● Materials provided:
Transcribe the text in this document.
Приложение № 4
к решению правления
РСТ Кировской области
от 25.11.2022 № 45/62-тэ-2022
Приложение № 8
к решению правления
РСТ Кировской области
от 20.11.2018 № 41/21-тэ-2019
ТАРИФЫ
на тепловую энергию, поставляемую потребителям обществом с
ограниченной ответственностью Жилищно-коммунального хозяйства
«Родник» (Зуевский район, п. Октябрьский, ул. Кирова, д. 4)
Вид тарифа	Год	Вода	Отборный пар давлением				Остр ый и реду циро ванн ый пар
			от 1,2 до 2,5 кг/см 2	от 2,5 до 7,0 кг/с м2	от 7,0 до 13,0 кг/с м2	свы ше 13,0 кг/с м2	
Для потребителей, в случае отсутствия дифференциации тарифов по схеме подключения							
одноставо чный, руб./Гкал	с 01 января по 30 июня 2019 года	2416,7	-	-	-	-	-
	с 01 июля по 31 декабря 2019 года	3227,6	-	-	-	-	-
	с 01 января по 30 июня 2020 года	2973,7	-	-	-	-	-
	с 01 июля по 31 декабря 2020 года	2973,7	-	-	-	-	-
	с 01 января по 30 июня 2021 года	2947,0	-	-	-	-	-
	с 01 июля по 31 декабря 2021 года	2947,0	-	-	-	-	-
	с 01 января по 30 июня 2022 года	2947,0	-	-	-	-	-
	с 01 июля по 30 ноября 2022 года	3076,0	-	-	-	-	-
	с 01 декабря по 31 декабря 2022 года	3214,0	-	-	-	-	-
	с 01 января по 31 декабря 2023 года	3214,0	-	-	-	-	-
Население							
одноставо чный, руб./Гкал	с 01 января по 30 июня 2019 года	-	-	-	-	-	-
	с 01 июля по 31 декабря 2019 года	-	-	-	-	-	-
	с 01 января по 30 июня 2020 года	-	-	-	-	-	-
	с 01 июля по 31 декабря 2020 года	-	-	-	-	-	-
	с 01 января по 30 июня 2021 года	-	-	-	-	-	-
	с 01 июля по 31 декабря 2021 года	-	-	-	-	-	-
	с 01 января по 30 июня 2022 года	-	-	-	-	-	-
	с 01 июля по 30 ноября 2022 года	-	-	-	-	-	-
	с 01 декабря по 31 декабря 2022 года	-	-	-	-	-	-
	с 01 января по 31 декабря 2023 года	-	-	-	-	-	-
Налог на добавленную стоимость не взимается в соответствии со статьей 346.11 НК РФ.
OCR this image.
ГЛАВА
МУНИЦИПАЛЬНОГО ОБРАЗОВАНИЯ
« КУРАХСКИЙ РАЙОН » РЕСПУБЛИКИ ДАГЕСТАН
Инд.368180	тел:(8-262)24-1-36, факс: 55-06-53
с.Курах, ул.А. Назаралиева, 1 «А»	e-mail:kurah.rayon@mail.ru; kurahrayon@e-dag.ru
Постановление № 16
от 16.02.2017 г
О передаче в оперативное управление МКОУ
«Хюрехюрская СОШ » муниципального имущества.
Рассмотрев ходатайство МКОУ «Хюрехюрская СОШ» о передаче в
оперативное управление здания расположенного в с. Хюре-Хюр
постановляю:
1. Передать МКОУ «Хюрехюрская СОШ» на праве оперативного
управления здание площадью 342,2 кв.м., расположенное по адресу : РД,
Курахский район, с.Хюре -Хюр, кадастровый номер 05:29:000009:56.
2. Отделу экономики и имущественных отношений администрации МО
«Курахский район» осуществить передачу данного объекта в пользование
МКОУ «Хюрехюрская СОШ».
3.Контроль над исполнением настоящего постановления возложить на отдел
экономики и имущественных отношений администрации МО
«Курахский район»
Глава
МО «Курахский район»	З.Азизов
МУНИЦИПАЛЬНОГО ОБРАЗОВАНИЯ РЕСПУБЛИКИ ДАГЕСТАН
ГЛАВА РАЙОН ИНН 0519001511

● Exercise instructions: Look through the material above and pick out each line holding the word "Хюрехюрская".

● Answer in full:
«Хюрехюрская СОШ » муниципального имущества.
Рассмотрев ходатайство МКОУ «Хюрехюрская СОШ» о передаче в
1. Передать МКОУ «Хюрехюрская СОШ» на праве оперативного
МКОУ «Хюрехюрская СОШ».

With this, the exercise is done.